* INSTRUCTIONS FOR THE TASK: Select every line holding the word "Прем" and copy it.

* GIVEN DATA:
____

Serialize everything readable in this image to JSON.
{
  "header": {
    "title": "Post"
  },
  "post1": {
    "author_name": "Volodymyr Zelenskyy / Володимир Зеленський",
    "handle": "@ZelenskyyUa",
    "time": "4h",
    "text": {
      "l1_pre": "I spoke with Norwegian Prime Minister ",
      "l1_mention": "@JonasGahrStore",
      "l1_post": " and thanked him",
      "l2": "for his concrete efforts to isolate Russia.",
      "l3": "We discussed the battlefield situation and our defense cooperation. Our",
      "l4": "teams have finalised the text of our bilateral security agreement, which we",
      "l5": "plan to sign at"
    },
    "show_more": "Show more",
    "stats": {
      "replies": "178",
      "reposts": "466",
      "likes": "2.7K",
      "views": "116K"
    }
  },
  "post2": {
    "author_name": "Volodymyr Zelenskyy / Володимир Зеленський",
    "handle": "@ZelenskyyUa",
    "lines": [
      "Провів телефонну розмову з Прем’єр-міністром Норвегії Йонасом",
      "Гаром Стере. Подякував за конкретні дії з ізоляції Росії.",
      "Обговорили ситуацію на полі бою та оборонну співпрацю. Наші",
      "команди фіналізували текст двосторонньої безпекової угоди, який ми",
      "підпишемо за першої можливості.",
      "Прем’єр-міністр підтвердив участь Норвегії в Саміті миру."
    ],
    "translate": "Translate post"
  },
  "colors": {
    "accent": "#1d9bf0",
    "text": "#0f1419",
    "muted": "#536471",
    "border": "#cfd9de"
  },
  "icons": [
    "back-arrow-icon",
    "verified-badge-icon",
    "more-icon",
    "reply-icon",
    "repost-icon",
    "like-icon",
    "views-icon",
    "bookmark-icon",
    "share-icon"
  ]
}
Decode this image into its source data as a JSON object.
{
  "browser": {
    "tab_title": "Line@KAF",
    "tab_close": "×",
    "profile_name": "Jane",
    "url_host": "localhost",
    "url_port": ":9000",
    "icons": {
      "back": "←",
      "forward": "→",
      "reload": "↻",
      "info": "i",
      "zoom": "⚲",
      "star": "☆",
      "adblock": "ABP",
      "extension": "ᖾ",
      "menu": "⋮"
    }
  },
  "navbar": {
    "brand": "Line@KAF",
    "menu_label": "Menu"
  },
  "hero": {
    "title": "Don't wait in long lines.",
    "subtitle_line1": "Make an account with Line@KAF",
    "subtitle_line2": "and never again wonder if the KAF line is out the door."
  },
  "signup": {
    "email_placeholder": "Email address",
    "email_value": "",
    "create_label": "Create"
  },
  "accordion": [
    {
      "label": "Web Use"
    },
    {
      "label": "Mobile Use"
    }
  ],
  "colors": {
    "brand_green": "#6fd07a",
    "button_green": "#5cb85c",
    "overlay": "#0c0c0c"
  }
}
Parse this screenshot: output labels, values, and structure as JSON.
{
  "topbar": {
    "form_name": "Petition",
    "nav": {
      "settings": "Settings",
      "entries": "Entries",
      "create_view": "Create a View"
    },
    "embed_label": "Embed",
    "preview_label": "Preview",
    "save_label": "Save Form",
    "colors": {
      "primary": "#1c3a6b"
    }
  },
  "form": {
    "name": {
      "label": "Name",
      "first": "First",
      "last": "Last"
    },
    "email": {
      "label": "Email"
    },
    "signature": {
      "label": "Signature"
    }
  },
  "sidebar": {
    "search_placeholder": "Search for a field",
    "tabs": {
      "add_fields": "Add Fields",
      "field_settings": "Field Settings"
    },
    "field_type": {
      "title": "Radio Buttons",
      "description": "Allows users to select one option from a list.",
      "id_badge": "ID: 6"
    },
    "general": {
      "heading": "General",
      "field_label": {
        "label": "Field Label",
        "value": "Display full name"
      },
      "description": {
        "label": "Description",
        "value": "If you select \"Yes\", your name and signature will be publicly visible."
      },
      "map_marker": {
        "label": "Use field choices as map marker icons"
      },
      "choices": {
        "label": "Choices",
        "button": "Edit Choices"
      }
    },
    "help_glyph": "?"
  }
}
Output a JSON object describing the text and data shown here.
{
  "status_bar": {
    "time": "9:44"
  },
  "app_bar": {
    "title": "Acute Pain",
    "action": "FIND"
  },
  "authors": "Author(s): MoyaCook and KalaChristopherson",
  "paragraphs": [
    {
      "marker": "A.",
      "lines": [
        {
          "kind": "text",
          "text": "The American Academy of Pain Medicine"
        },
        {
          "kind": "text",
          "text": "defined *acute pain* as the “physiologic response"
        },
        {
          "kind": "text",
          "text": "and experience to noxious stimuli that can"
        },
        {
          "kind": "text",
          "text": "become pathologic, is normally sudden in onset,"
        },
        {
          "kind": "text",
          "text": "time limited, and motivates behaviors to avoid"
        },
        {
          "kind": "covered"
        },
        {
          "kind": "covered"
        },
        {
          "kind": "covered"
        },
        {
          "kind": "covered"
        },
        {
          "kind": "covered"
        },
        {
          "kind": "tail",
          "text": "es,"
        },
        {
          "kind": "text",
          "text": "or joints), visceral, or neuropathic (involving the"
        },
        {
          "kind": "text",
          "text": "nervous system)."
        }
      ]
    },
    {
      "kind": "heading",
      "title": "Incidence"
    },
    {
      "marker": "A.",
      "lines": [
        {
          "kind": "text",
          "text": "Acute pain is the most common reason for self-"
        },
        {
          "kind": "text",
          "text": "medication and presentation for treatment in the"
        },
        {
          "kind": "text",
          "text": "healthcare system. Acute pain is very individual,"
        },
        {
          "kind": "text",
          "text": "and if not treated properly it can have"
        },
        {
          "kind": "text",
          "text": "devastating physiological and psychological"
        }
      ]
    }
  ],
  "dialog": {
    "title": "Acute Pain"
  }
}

____

* THE OUTPUT:
      "Провів телефонну розмову з Прем’єр-міністром Норвегії Йонасом",
      "Прем’єр-міністр підтвердив участь Норвегії в Саміті миру."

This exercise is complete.